* Passage:
══════════════════════════════

Received-SPF: pass (google.com: domain of linux-kernel-owner@vger.kernel.org designates 23.128.96.18 as permitted sender) client-ip=23.128.96.18;
Date:   Tue, 18 Jan 2022 11:09:11 +0100
From:   Peter Zijlstra <peterz@infradead.org>
To:     Peter Oskolkov <posk@posk.io>
Cc:     mingo@redhat.com, tglx@linutronix.de, juri.lelli@redhat.com,
        vincent.guittot@linaro.org, dietmar.eggemann@arm.com,
        rostedt@goodmis.org, bsegall@google.com, mgorman@suse.de,
        bristot@redhat.com, linux-kernel@vger.kernel.org,
        linux-mm@kvack.org, linux-api@vger.kernel.org, x86@kernel.org,
        pjt@google.com, posk@google.com, avagin@google.com,
        jannh@google.com, tdelisle@uwaterloo.ca
Subject: Re: [RFC][PATCH 3/3] sched: User Mode Concurency Groups
Message-ID: <YeaRx9oDp08ABvyU@hirez.programming.kicks-ass.net>
References: <20211214204445.665580974@infradead.org>
 <20211214205358.701701555@infradead.org>
 <20211221171900.GA580323@dev-hv>
 <YeGEM7TP3tekBVEh@hirez.programming.kicks-ass.net>
MIME-Version: 1.0
Content-Type: text/plain; charset=us-ascii
Content-Disposition: inline
In-Reply-To: <YeGEM7TP3tekBVEh@hirez.programming.kicks-ass.net>
Precedence: bulk

On Fri, Jan 14, 2022 at 03:09:55PM +0100, Peter Zijlstra wrote:
> On Tue, Dec 21, 2021 at 05:19:00PM +0000, Peter Oskolkov wrote:

> > What does worry me is that in this wakeup the server calls sys_umcg_wait()
> > with another worker in next_tid, so now the server will have two
> > workers running: the current kernel API seems to allow this to happen.
> > In my patchset the invariant that no more than one worker running
> > per server was enforced by the kernel.
> 
> So one of the things I've started, but didn't finished, is to forward
> port the Proxy-Execution patches to a current kernel and play with the
> PE+UMCG interaction.
> 
> Thinking about that interaction I've ran into that exact problem.
> 
> The 'nice' solution is to actually block the worker, but that's also the
> slow solution :/
> 
> The other solution seems to be to keep kernel state; track the current
> worker associated with the server. I haven't (so far) done that due to
> my futex trauma.
> 
> So yes, the current API can be used to do the wrong thing, but the
> kernel doesn't care and you get to keep the pieces in userspace. And I
> much prefer user pieces over kernel pieces.

══════════════════════════════

* Data lines:
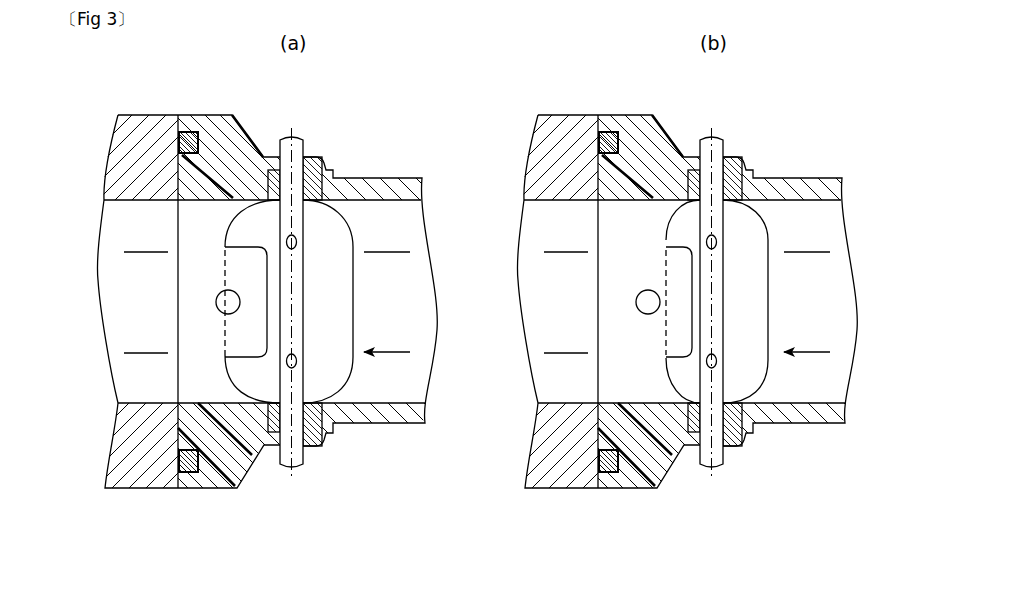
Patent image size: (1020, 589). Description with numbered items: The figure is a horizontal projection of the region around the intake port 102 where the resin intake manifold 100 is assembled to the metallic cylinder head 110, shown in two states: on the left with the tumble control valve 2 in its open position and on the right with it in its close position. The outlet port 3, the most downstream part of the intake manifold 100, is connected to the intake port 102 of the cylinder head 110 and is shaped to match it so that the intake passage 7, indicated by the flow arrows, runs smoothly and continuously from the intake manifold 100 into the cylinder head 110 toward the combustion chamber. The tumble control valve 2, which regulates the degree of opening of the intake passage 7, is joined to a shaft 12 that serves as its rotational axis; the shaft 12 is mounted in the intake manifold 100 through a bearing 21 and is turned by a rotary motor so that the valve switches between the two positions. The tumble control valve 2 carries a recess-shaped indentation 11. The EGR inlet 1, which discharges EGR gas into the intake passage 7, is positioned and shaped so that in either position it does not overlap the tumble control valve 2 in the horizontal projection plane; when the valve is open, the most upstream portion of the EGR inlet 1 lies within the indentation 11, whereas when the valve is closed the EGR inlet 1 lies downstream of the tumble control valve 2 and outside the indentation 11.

The EGR inlet 1 is at (219, 308).
The tumble control valve 2 is at (348, 307).
The outlet port 3 is at (176, 228).
The intake passage 7 is at (158, 397).
The indentation 11 is at (270, 268).
The shaft 12 is at (278, 143).
The bearing 21 is at (327, 163).
The intake manifold 100 is at (386, 178).
The intake port 102 is at (182, 340).
The cylinder head 110 is at (155, 485).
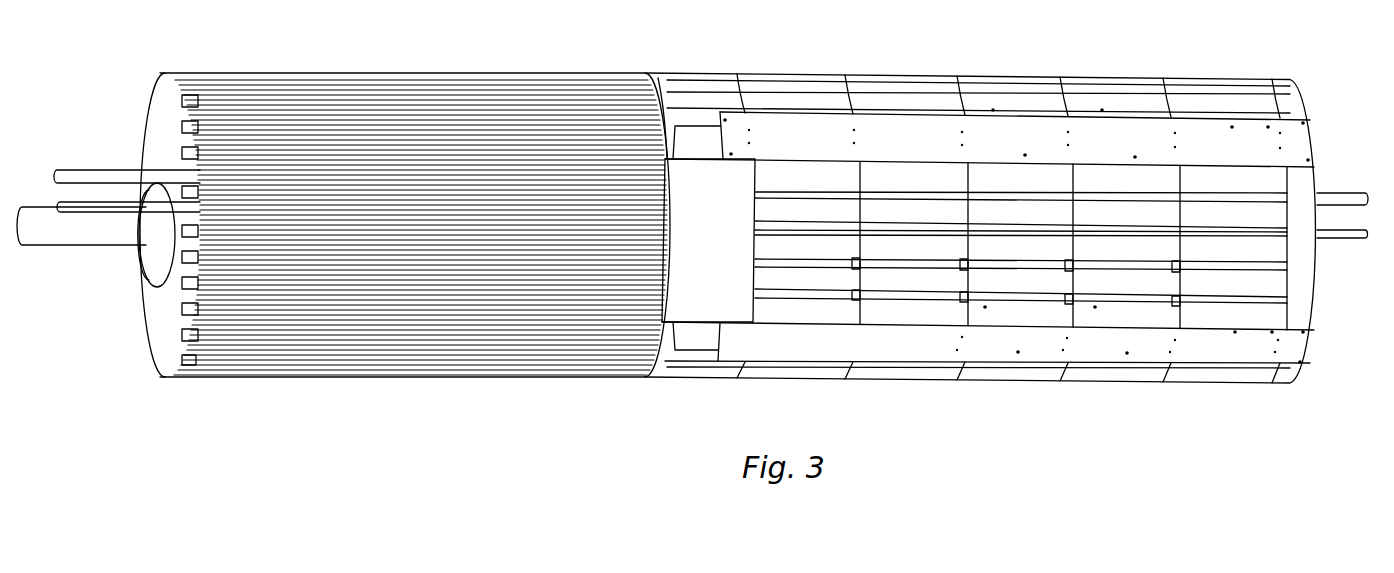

══════════════════════════════

* Written problem A: In the UMCG email, why does the quoted reply accept that the current API can be used to leave a server with two workers running?
* Written problem B: Write the next part of the UMCG email, picking up after its final line.

* Task output A: If the API is misused, the kernel doesn't care and the breakage stays in userspace. The writer much prefers broken pieces in userspace over broken pieces in the kernel.

* Task output B:
So I think I came up with a 3rd option; since the TID range is 30 bits
(per FUTEX_TID_MASK) we have those same two top bits to play with.

So we write into server::next_tid the tid of the worker we want to wake;
and we currently have it cleared such that we can distinguish between
the case where sys_umcg_wait() returned an error before or after waking
it.

However; we can use one of the 2 remaining bits to indicate the worker
is woken, let's say bit 31. This then has server::next_tid always
containing the current tid, even when the server has a 'spurious' wakeup
for other things.

Then all we need to do is modify the state check when the bit is set to
ensure we don't wake the worker again if we race sys_umcg_wait() with a
worker blocking.

A bit like this, I suppose... (incompete patch in that it relies on a
whole pile of local changes that might or might not live).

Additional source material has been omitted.